→ PROBLEM DESCRIPTION:
Check every line below for the word "great" and copy the ones that have it.

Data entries
#####

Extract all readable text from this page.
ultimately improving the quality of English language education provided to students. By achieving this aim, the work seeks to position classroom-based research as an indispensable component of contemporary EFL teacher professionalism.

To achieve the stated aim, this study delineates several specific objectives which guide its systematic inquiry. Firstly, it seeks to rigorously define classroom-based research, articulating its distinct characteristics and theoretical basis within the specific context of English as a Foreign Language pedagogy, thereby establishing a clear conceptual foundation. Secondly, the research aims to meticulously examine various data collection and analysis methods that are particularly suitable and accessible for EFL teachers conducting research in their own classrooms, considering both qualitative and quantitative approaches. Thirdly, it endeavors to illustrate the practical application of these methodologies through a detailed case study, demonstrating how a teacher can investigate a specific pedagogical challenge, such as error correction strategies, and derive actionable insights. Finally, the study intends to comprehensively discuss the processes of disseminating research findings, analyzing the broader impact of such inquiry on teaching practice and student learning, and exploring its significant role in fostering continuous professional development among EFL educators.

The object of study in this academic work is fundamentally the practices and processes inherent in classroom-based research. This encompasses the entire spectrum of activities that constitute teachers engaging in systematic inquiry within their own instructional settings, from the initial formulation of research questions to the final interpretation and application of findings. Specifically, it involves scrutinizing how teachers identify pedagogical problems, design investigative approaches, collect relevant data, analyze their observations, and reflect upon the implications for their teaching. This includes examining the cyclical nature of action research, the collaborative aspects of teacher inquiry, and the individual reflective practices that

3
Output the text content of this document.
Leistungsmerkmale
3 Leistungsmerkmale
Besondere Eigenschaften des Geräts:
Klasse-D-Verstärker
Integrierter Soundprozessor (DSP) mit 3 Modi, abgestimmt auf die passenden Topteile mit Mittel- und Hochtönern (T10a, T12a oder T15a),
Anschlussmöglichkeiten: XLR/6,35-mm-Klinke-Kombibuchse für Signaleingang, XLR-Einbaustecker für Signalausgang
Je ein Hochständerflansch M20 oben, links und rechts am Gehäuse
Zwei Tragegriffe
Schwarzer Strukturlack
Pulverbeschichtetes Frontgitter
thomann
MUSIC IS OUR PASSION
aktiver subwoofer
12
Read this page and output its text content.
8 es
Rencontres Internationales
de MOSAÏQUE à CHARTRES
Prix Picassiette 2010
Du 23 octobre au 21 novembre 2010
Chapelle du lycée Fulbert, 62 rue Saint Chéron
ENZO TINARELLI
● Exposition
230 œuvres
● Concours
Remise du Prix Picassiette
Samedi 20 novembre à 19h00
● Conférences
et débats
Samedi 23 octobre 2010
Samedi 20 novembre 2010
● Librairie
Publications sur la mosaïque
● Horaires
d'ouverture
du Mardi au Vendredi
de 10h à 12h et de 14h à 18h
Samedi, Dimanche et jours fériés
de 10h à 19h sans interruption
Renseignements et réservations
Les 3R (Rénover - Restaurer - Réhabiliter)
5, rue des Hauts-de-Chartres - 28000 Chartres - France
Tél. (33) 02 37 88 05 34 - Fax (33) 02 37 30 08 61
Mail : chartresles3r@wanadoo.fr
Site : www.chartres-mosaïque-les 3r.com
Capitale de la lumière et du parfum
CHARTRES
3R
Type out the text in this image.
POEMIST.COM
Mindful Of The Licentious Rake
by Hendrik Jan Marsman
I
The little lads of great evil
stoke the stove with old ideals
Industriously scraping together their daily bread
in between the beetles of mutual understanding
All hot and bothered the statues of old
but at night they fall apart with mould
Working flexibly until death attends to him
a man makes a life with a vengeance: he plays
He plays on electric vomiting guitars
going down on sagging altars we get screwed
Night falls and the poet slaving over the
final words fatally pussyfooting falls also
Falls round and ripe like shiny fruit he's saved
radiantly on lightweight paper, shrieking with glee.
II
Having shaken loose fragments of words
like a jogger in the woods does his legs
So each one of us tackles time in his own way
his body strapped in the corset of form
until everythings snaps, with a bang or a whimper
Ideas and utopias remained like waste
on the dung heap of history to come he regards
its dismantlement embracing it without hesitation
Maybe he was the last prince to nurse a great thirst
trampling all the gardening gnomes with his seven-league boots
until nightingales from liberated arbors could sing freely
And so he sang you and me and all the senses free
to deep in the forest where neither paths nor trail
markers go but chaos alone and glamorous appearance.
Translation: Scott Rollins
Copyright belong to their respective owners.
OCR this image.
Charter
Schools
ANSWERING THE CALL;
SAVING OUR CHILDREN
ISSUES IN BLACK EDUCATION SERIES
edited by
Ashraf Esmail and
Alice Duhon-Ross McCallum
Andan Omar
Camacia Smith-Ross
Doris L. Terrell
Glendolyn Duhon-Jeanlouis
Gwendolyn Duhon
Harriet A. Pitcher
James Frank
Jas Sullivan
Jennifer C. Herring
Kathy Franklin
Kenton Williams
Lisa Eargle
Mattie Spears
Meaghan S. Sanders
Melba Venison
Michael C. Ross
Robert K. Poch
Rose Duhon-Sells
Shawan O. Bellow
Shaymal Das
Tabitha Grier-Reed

#####

→ SOLUTION:
The little lads of great evil
Maybe he was the last prince to nurse a great thirst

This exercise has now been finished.